> [Written problem] Read the records below and copy each line that contains "with".

Data entries:
## Start

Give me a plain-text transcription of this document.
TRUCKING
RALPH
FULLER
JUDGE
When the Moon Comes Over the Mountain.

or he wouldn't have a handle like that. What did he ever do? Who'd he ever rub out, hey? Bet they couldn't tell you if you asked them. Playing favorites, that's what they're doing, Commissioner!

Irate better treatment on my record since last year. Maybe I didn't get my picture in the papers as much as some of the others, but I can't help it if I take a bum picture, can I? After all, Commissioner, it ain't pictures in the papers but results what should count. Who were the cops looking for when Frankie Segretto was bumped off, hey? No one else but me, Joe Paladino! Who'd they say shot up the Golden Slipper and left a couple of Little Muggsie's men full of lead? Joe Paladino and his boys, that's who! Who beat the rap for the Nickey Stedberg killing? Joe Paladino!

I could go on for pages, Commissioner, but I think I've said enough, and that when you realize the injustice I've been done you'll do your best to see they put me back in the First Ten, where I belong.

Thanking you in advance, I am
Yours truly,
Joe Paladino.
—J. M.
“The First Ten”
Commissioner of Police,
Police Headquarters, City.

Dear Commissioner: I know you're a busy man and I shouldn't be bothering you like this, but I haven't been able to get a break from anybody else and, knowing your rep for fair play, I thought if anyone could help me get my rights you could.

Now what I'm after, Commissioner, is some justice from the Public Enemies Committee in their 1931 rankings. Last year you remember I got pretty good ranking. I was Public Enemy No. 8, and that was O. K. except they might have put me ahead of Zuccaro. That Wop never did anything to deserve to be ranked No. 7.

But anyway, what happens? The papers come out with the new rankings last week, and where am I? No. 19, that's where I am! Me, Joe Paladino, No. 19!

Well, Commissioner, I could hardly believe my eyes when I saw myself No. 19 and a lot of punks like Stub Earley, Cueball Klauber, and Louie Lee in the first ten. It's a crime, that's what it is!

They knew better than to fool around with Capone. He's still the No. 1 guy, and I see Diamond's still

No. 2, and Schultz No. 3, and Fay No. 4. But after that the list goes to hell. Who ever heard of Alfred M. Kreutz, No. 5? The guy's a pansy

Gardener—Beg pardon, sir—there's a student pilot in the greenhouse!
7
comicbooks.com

## End

> [Written solution]
But anyway, what happens? The papers come out with the new rankings last week, and where am I? No. 19, that's where I am! Me, Joe Paladino, No. 19!
They knew better than to fool around with Capone. He's still the No. 1 guy, and I see Diamond's still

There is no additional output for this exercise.